**Goal:** Identify each line in the records below that contains the word "JSON", and copy it.

**Entries provided:**
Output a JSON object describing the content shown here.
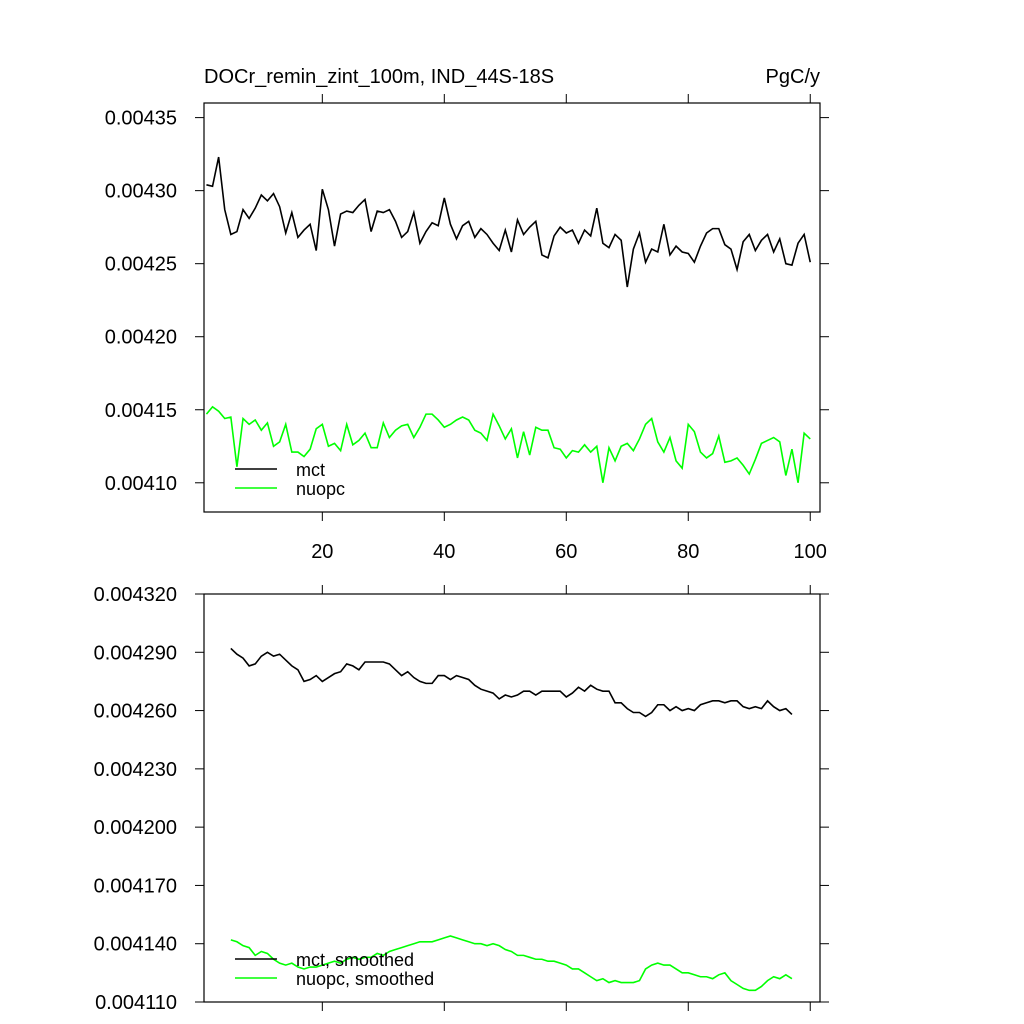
{
  "chart_data": [
    {
      "type": "line",
      "title": "DOCr_remin_zint_100m, IND_44S-18S",
      "units": "PgC/y",
      "x": [
        1,
        2,
        3,
        4,
        5,
        6,
        7,
        8,
        9,
        10,
        11,
        12,
        13,
        14,
        15,
        16,
        17,
        18,
        19,
        20,
        21,
        22,
        23,
        24,
        25,
        26,
        27,
        28,
        29,
        30,
        31,
        32,
        33,
        34,
        35,
        36,
        37,
        38,
        39,
        40,
        41,
        42,
        43,
        44,
        45,
        46,
        47,
        48,
        49,
        50,
        51,
        52,
        53,
        54,
        55,
        56,
        57,
        58,
        59,
        60,
        61,
        62,
        63,
        64,
        65,
        66,
        67,
        68,
        69,
        70,
        71,
        72,
        73,
        74,
        75,
        76,
        77,
        78,
        79,
        80,
        81,
        82,
        83,
        84,
        85,
        86,
        87,
        88,
        89,
        90,
        91,
        92,
        93,
        94,
        95,
        96,
        97,
        98,
        99,
        100
      ],
      "series": [
        {
          "name": "mct",
          "color": "#000000",
          "values": [
            0.004304,
            0.004303,
            0.004323,
            0.004287,
            0.00427,
            0.004272,
            0.004287,
            0.004281,
            0.004288,
            0.004297,
            0.004293,
            0.004298,
            0.004289,
            0.004271,
            0.004285,
            0.004268,
            0.004273,
            0.004277,
            0.004259,
            0.004301,
            0.004287,
            0.004262,
            0.004284,
            0.004286,
            0.004285,
            0.00429,
            0.004294,
            0.004272,
            0.004286,
            0.004285,
            0.004287,
            0.004279,
            0.004268,
            0.004272,
            0.004285,
            0.004264,
            0.004272,
            0.004278,
            0.004276,
            0.004295,
            0.004277,
            0.004267,
            0.004276,
            0.004279,
            0.004268,
            0.004274,
            0.00427,
            0.004264,
            0.004259,
            0.004273,
            0.004258,
            0.00428,
            0.00427,
            0.004275,
            0.004279,
            0.004256,
            0.004254,
            0.004269,
            0.004275,
            0.004271,
            0.004273,
            0.004264,
            0.004273,
            0.004269,
            0.004288,
            0.004264,
            0.004261,
            0.00427,
            0.004266,
            0.004234,
            0.00426,
            0.004271,
            0.004251,
            0.00426,
            0.004258,
            0.004277,
            0.004256,
            0.004262,
            0.004258,
            0.004257,
            0.004251,
            0.004262,
            0.004271,
            0.004274,
            0.004274,
            0.004263,
            0.00426,
            0.004246,
            0.004265,
            0.00427,
            0.004259,
            0.004266,
            0.00427,
            0.004258,
            0.004267,
            0.00425,
            0.004249,
            0.004264,
            0.00427,
            0.004251
          ]
        },
        {
          "name": "nuopc",
          "color": "#00ff00",
          "values": [
            0.004147,
            0.004152,
            0.004149,
            0.004144,
            0.004145,
            0.004111,
            0.004144,
            0.00414,
            0.004143,
            0.004136,
            0.004141,
            0.004125,
            0.004128,
            0.00414,
            0.004121,
            0.004121,
            0.004118,
            0.004123,
            0.004137,
            0.00414,
            0.004125,
            0.004127,
            0.004122,
            0.00414,
            0.004126,
            0.004129,
            0.004134,
            0.004124,
            0.004124,
            0.004141,
            0.004131,
            0.004136,
            0.004139,
            0.00414,
            0.004131,
            0.004138,
            0.004147,
            0.004147,
            0.004143,
            0.004138,
            0.00414,
            0.004143,
            0.004145,
            0.004143,
            0.004136,
            0.004134,
            0.004129,
            0.004147,
            0.004139,
            0.00413,
            0.004137,
            0.004117,
            0.004135,
            0.004119,
            0.004138,
            0.004136,
            0.004136,
            0.004124,
            0.004123,
            0.004117,
            0.004122,
            0.004121,
            0.004126,
            0.004121,
            0.004125,
            0.0041,
            0.004124,
            0.004115,
            0.004125,
            0.004127,
            0.004122,
            0.00413,
            0.00414,
            0.004144,
            0.004128,
            0.004121,
            0.004131,
            0.004115,
            0.00411,
            0.00414,
            0.004135,
            0.004121,
            0.004117,
            0.00412,
            0.004132,
            0.004114,
            0.004115,
            0.004117,
            0.004112,
            0.004106,
            0.004116,
            0.004127,
            0.004129,
            0.004131,
            0.004128,
            0.004105,
            0.004123,
            0.0041,
            0.004134,
            0.00413
          ]
        }
      ],
      "xlim": [
        0.6,
        101.6
      ],
      "xticks": [
        20,
        40,
        60,
        80,
        100
      ],
      "xticklabels": true,
      "ylim": [
        0.00408,
        0.00436
      ],
      "yticks": [
        {
          "value": 0.0041,
          "label": "0.00410"
        },
        0.00415,
        {
          "value": 0.0042,
          "label": "0.00420"
        },
        0.00425,
        {
          "value": 0.0043,
          "label": "0.00430"
        },
        0.00435
      ],
      "legend": "lower left"
    },
    {
      "type": "line",
      "x": [
        5,
        6,
        7,
        8,
        9,
        10,
        11,
        12,
        13,
        14,
        15,
        16,
        17,
        18,
        19,
        20,
        21,
        22,
        23,
        24,
        25,
        26,
        27,
        28,
        29,
        30,
        31,
        32,
        33,
        34,
        35,
        36,
        37,
        38,
        39,
        40,
        41,
        42,
        43,
        44,
        45,
        46,
        47,
        48,
        49,
        50,
        51,
        52,
        53,
        54,
        55,
        56,
        57,
        58,
        59,
        60,
        61,
        62,
        63,
        64,
        65,
        66,
        67,
        68,
        69,
        70,
        71,
        72,
        73,
        74,
        75,
        76,
        77,
        78,
        79,
        80,
        81,
        82,
        83,
        84,
        85,
        86,
        87,
        88,
        89,
        90,
        91,
        92,
        93,
        94,
        95,
        96,
        97
      ],
      "series": [
        {
          "name": "mct, smoothed",
          "color": "#000000",
          "values": [
            0.004292,
            0.004289,
            0.004287,
            0.004283,
            0.004284,
            0.004288,
            0.00429,
            0.004288,
            0.004289,
            0.004286,
            0.004283,
            0.004281,
            0.004275,
            0.004276,
            0.004278,
            0.004275,
            0.004277,
            0.004279,
            0.00428,
            0.004284,
            0.004283,
            0.004281,
            0.004285,
            0.004285,
            0.004285,
            0.004285,
            0.004284,
            0.004281,
            0.004278,
            0.00428,
            0.004277,
            0.004275,
            0.004274,
            0.004274,
            0.004278,
            0.004278,
            0.004276,
            0.004278,
            0.004277,
            0.004276,
            0.004273,
            0.004271,
            0.00427,
            0.004269,
            0.004266,
            0.004268,
            0.004267,
            0.004268,
            0.00427,
            0.00427,
            0.004268,
            0.00427,
            0.00427,
            0.00427,
            0.00427,
            0.004267,
            0.004269,
            0.004272,
            0.00427,
            0.004273,
            0.004271,
            0.00427,
            0.00427,
            0.004264,
            0.004264,
            0.004261,
            0.004259,
            0.004259,
            0.004257,
            0.004259,
            0.004263,
            0.004263,
            0.00426,
            0.004262,
            0.00426,
            0.004261,
            0.00426,
            0.004263,
            0.004264,
            0.004265,
            0.004265,
            0.004264,
            0.004265,
            0.004265,
            0.004262,
            0.004261,
            0.004262,
            0.004261,
            0.004265,
            0.004262,
            0.00426,
            0.004261,
            0.004258
          ]
        },
        {
          "name": "nuopc, smoothed",
          "color": "#00ff00",
          "values": [
            0.004142,
            0.004141,
            0.004139,
            0.004138,
            0.004134,
            0.004136,
            0.004135,
            0.004132,
            0.00413,
            0.004129,
            0.00413,
            0.004128,
            0.004127,
            0.004128,
            0.004128,
            0.004129,
            0.00413,
            0.004131,
            0.00413,
            0.004132,
            0.004133,
            0.004132,
            0.004133,
            0.004133,
            0.004135,
            0.004134,
            0.004136,
            0.004137,
            0.004138,
            0.004139,
            0.00414,
            0.004141,
            0.004141,
            0.004141,
            0.004142,
            0.004143,
            0.004144,
            0.004143,
            0.004142,
            0.004141,
            0.00414,
            0.00414,
            0.004139,
            0.00414,
            0.004139,
            0.004137,
            0.004136,
            0.004134,
            0.004134,
            0.004133,
            0.004132,
            0.004132,
            0.004131,
            0.004131,
            0.00413,
            0.004129,
            0.004127,
            0.004127,
            0.004125,
            0.004123,
            0.004121,
            0.004122,
            0.00412,
            0.004121,
            0.00412,
            0.00412,
            0.00412,
            0.004121,
            0.004127,
            0.004129,
            0.00413,
            0.004129,
            0.004129,
            0.004127,
            0.004125,
            0.004125,
            0.004124,
            0.004123,
            0.004123,
            0.004122,
            0.004124,
            0.004125,
            0.004121,
            0.004119,
            0.004117,
            0.004116,
            0.004116,
            0.004118,
            0.004121,
            0.004123,
            0.004122,
            0.004124,
            0.004122
          ]
        }
      ],
      "xlim": [
        0.6,
        101.6
      ],
      "xticks": [
        20,
        40,
        60,
        80,
        100
      ],
      "xticklabels": false,
      "ylim": [
        0.00411,
        0.00432
      ],
      "yticks": [
        {
          "value": 0.00411,
          "label": "0.004110"
        },
        {
          "value": 0.00414,
          "label": "0.004140"
        },
        {
          "value": 0.00417,
          "label": "0.004170"
        },
        {
          "value": 0.0042,
          "label": "0.004200"
        },
        {
          "value": 0.00423,
          "label": "0.004230"
        },
        {
          "value": 0.00426,
          "label": "0.004260"
        },
        {
          "value": 0.00429,
          "label": "0.004290"
        },
        {
          "value": 0.00432,
          "label": "0.004320"
        }
      ],
      "legend": "lower left"
    }
  ]
}
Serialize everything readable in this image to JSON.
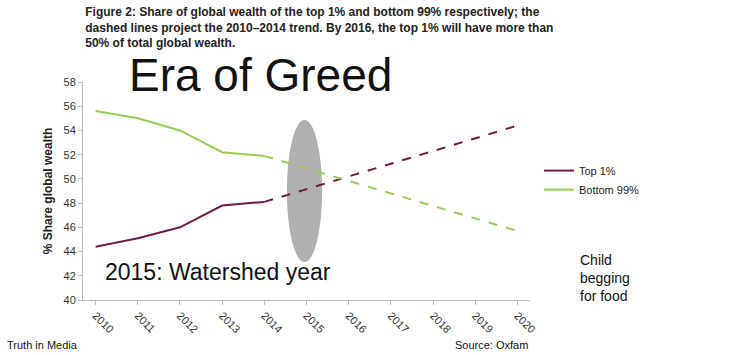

**Finished answer:**
Output a JSON object describing the content shown here.
Serialize everything readable in this image to JSON.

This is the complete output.